---------- DATA EXTRACT

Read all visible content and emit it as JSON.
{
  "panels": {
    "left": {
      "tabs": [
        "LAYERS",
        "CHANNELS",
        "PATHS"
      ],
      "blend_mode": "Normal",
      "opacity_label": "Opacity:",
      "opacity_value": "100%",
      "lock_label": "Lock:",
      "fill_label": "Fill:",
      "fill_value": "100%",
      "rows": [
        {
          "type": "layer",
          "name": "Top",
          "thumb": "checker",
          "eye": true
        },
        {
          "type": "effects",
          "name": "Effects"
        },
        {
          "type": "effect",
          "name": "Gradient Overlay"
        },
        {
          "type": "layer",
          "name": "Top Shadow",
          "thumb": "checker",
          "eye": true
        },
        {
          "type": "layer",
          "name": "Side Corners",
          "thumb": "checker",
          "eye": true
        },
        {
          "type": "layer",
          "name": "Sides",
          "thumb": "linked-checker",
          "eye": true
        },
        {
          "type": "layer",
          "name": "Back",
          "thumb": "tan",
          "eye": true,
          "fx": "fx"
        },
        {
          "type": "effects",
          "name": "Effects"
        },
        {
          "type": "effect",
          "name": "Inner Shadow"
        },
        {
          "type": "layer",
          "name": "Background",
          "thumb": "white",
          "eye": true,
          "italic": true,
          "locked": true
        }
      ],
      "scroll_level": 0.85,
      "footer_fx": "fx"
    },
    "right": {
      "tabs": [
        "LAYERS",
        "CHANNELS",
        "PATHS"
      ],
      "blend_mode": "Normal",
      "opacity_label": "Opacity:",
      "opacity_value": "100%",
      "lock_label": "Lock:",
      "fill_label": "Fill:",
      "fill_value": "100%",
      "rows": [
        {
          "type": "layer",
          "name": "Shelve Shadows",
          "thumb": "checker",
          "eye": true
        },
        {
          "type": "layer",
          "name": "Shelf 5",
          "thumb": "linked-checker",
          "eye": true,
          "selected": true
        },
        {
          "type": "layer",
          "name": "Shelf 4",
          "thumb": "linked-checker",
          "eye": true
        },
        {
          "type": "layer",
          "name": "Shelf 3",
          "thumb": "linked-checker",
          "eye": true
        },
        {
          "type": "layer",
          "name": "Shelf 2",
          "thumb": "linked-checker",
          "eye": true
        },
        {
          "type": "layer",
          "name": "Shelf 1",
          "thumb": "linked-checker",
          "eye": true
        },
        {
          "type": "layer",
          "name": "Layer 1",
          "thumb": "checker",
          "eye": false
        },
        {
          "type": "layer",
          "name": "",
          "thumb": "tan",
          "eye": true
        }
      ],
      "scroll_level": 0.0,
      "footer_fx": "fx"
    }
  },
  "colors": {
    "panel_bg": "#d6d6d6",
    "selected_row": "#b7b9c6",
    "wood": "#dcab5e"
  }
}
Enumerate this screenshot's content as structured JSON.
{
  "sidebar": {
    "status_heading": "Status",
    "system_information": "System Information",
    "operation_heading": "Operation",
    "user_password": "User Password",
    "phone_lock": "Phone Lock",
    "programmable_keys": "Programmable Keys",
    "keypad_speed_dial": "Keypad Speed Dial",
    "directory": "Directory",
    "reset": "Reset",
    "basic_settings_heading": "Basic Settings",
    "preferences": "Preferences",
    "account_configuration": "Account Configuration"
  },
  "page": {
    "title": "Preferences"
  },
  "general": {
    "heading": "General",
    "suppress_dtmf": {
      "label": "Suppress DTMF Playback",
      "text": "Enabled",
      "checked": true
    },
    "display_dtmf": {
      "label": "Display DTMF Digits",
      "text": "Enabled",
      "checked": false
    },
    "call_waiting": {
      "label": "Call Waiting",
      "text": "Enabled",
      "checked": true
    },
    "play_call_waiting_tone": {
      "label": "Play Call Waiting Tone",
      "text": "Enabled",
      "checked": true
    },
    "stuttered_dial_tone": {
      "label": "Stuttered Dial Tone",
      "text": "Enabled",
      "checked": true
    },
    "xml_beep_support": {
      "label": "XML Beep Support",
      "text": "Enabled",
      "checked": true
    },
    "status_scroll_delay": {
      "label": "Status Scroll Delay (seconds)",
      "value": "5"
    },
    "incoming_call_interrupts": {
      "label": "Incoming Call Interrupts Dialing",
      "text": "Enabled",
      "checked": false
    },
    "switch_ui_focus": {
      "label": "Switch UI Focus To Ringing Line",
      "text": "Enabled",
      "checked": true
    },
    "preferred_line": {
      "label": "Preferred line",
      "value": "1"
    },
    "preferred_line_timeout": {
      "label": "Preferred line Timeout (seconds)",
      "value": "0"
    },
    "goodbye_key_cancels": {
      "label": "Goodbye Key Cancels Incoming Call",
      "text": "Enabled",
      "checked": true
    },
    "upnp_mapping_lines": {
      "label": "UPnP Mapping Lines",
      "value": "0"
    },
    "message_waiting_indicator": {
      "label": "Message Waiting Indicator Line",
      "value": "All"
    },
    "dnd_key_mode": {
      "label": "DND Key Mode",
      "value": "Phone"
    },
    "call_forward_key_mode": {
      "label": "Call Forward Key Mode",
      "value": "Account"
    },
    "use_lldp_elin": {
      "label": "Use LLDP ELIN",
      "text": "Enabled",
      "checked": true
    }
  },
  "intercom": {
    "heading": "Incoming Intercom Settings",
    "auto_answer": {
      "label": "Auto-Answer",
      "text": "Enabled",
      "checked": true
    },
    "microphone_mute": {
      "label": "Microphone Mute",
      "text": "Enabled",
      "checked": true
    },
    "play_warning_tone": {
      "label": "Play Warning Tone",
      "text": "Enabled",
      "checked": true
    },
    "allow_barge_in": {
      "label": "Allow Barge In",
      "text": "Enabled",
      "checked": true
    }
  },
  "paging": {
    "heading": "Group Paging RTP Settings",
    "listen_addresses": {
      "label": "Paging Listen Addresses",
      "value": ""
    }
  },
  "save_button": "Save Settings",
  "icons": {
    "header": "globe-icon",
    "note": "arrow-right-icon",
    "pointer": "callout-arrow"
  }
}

--------------------

Each line that has the word "content" counts once. How many such lines are in the data? Give the number alone.

▶ [CORRECT RESULT] 2